Figure content listings:
%%
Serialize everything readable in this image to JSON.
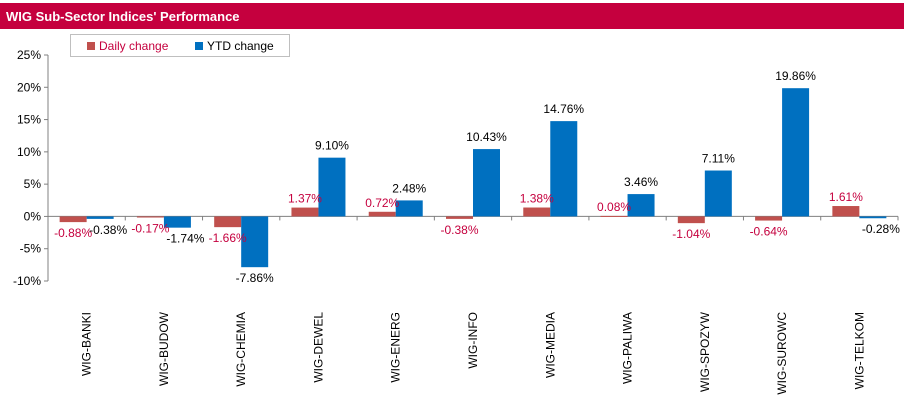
{
  "title": "WIG Sub-Sector Indices' Performance",
  "colors": {
    "title_bg": "#c5003e",
    "daily": "#c0504d",
    "ytd": "#0070c0",
    "daily_label": "#c5003e",
    "ytd_label": "#000000",
    "axis": "#808080"
  },
  "legend": {
    "daily_label": "Daily change",
    "ytd_label": "YTD change"
  },
  "chart_data": {
    "type": "bar",
    "title": "WIG Sub-Sector Indices' Performance",
    "categories": [
      "WIG-BANKI",
      "WIG-BUDOW",
      "WIG-CHEMIA",
      "WIG-DEWEL",
      "WIG-ENERG",
      "WIG-INFO",
      "WIG-MEDIA",
      "WIG-PALIWA",
      "WIG-SPOZYW",
      "WIG-SUROWC",
      "WIG-TELKOM"
    ],
    "series": [
      {
        "name": "Daily change",
        "values": [
          -0.88,
          -0.17,
          -1.66,
          1.37,
          0.72,
          -0.38,
          1.38,
          0.08,
          -1.04,
          -0.64,
          1.61
        ],
        "labels": [
          "-0.88%",
          "-0.17%",
          "-1.66%",
          "1.37%",
          "0.72%",
          "-0.38%",
          "1.38%",
          "0.08%",
          "-1.04%",
          "-0.64%",
          "1.61%"
        ]
      },
      {
        "name": "YTD change",
        "values": [
          -0.38,
          -1.74,
          -7.86,
          9.1,
          2.48,
          10.43,
          14.76,
          3.46,
          7.11,
          19.86,
          -0.28
        ],
        "labels": [
          "-0.38%",
          "-1.74%",
          "-7.86%",
          "9.10%",
          "2.48%",
          "10.43%",
          "14.76%",
          "3.46%",
          "7.11%",
          "19.86%",
          "-0.28%"
        ]
      }
    ],
    "yticks": [
      25,
      20,
      15,
      10,
      5,
      0,
      -5,
      -10
    ],
    "ytick_labels": [
      "25%",
      "20%",
      "15%",
      "10%",
      "5%",
      "0%",
      "-5%",
      "-10%"
    ],
    "ylim": [
      -10,
      25
    ],
    "xlabel": "",
    "ylabel": "",
    "grid": false,
    "legend_position": "top-left"
  }
}
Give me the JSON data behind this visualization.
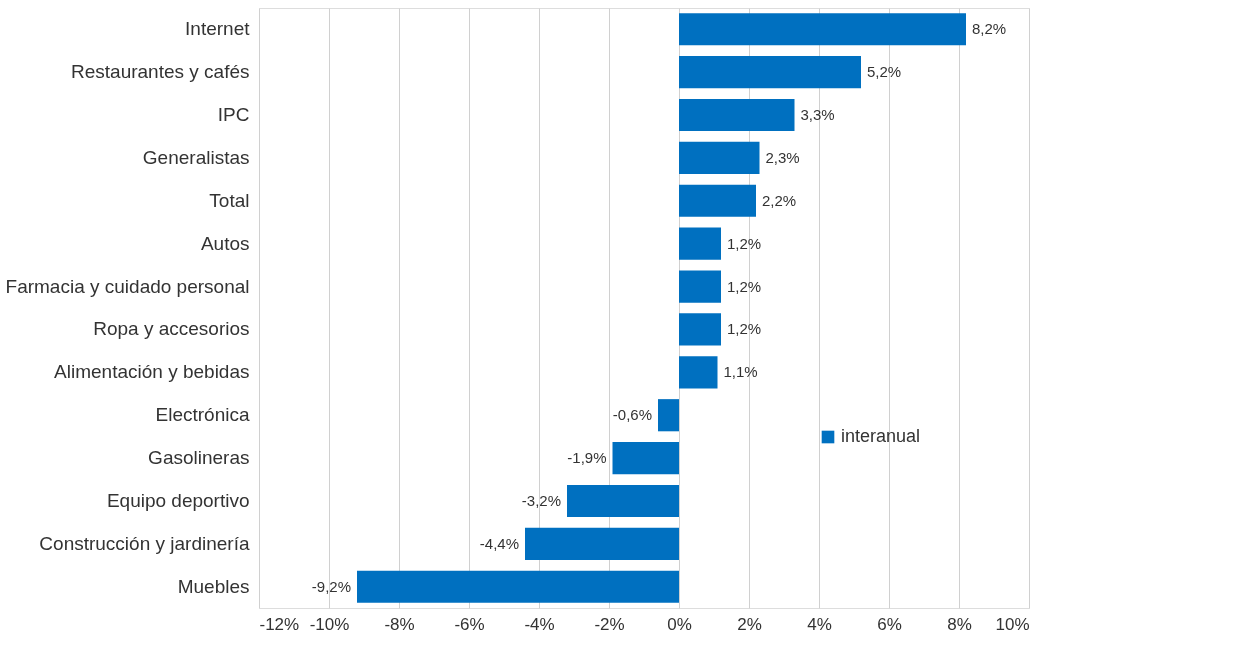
{
  "chart_data": {
    "type": "bar",
    "orientation": "horizontal",
    "categories": [
      "Internet",
      "Restaurantes y cafés",
      "IPC",
      "Generalistas",
      "Total",
      "Autos",
      "Farmacia y cuidado personal",
      "Ropa y accesorios",
      "Alimentación y bebidas",
      "Electrónica",
      "Gasolineras",
      "Equipo deportivo",
      "Construcción y jardinería",
      "Muebles"
    ],
    "series": [
      {
        "name": "interanual",
        "color": "#0070c0",
        "values": [
          8.2,
          5.2,
          3.3,
          2.3,
          2.2,
          1.2,
          1.2,
          1.2,
          1.1,
          -0.6,
          -1.9,
          -3.2,
          -4.4,
          -9.2
        ],
        "value_labels": [
          "8,2%",
          "5,2%",
          "3,3%",
          "2,3%",
          "2,2%",
          "1,2%",
          "1,2%",
          "1,2%",
          "1,1%",
          "-0,6%",
          "-1,9%",
          "-3,2%",
          "-4,4%",
          "-9,2%"
        ]
      }
    ],
    "xlim": [
      -12,
      10
    ],
    "xticks": [
      {
        "value": -12,
        "label": "-12%"
      },
      {
        "value": -10,
        "label": "-10%"
      },
      {
        "value": -8,
        "label": "-8%"
      },
      {
        "value": -6,
        "label": "-6%"
      },
      {
        "value": -4,
        "label": "-4%"
      },
      {
        "value": -2,
        "label": "-2%"
      },
      {
        "value": 0,
        "label": "0%"
      },
      {
        "value": 2,
        "label": "2%"
      },
      {
        "value": 4,
        "label": "4%"
      },
      {
        "value": 6,
        "label": "6%"
      },
      {
        "value": 8,
        "label": "8%"
      },
      {
        "value": 10,
        "label": "10%"
      }
    ],
    "grid": "x",
    "legend": "right"
  }
}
%%
[EXERCISE]
Make an exact copy of the records shown above, without the pictures.

[RESULT BELOW]
Serialize everything readable in this image to JSON.
{
  "title": "WIG Sub-Sector Indices' Performance",
  "colors": {
    "title_bg": "#c5003e",
    "daily": "#c0504d",
    "ytd": "#0070c0",
    "daily_label": "#c5003e",
    "ytd_label": "#000000",
    "axis": "#808080"
  },
  "legend": {
    "daily_label": "Daily change",
    "ytd_label": "YTD change"
  },
  "chart_data": {
    "type": "bar",
    "title": "WIG Sub-Sector Indices' Performance",
    "categories": [
      "WIG-BANKI",
      "WIG-BUDOW",
      "WIG-CHEMIA",
      "WIG-DEWEL",
      "WIG-ENERG",
      "WIG-INFO",
      "WIG-MEDIA",
      "WIG-PALIWA",
      "WIG-SPOZYW",
      "WIG-SUROWC",
      "WIG-TELKOM"
    ],
    "series": [
      {
        "name": "Daily change",
        "values": [
          -0.88,
          -0.17,
          -1.66,
          1.37,
          0.72,
          -0.38,
          1.38,
          0.08,
          -1.04,
          -0.64,
          1.61
        ],
        "labels": [
          "-0.88%",
          "-0.17%",
          "-1.66%",
          "1.37%",
          "0.72%",
          "-0.38%",
          "1.38%",
          "0.08%",
          "-1.04%",
          "-0.64%",
          "1.61%"
        ]
      },
      {
        "name": "YTD change",
        "values": [
          -0.38,
          -1.74,
          -7.86,
          9.1,
          2.48,
          10.43,
          14.76,
          3.46,
          7.11,
          19.86,
          -0.28
        ],
        "labels": [
          "-0.38%",
          "-1.74%",
          "-7.86%",
          "9.10%",
          "2.48%",
          "10.43%",
          "14.76%",
          "3.46%",
          "7.11%",
          "19.86%",
          "-0.28%"
        ]
      }
    ],
    "yticks": [
      25,
      20,
      15,
      10,
      5,
      0,
      -5,
      -10
    ],
    "ytick_labels": [
      "25%",
      "20%",
      "15%",
      "10%",
      "5%",
      "0%",
      "-5%",
      "-10%"
    ],
    "ylim": [
      -10,
      25
    ],
    "xlabel": "",
    "ylabel": "",
    "grid": false,
    "legend_position": "top-left"
  }
}
Give me the JSON data behind this visualization.
{
  "chart_data": {
    "type": "bar",
    "orientation": "horizontal",
    "categories": [
      "Internet",
      "Restaurantes y cafés",
      "IPC",
      "Generalistas",
      "Total",
      "Autos",
      "Farmacia y cuidado personal",
      "Ropa y accesorios",
      "Alimentación y bebidas",
      "Electrónica",
      "Gasolineras",
      "Equipo deportivo",
      "Construcción y jardinería",
      "Muebles"
    ],
    "series": [
      {
        "name": "interanual",
        "color": "#0070c0",
        "values": [
          8.2,
          5.2,
          3.3,
          2.3,
          2.2,
          1.2,
          1.2,
          1.2,
          1.1,
          -0.6,
          -1.9,
          -3.2,
          -4.4,
          -9.2
        ],
        "value_labels": [
          "8,2%",
          "5,2%",
          "3,3%",
          "2,3%",
          "2,2%",
          "1,2%",
          "1,2%",
          "1,2%",
          "1,1%",
          "-0,6%",
          "-1,9%",
          "-3,2%",
          "-4,4%",
          "-9,2%"
        ]
      }
    ],
    "xlim": [
      -12,
      10
    ],
    "xticks": [
      {
        "value": -12,
        "label": "-12%"
      },
      {
        "value": -10,
        "label": "-10%"
      },
      {
        "value": -8,
        "label": "-8%"
      },
      {
        "value": -6,
        "label": "-6%"
      },
      {
        "value": -4,
        "label": "-4%"
      },
      {
        "value": -2,
        "label": "-2%"
      },
      {
        "value": 0,
        "label": "0%"
      },
      {
        "value": 2,
        "label": "2%"
      },
      {
        "value": 4,
        "label": "4%"
      },
      {
        "value": 6,
        "label": "6%"
      },
      {
        "value": 8,
        "label": "8%"
      },
      {
        "value": 10,
        "label": "10%"
      }
    ],
    "grid": "x",
    "legend": "right"
  }
}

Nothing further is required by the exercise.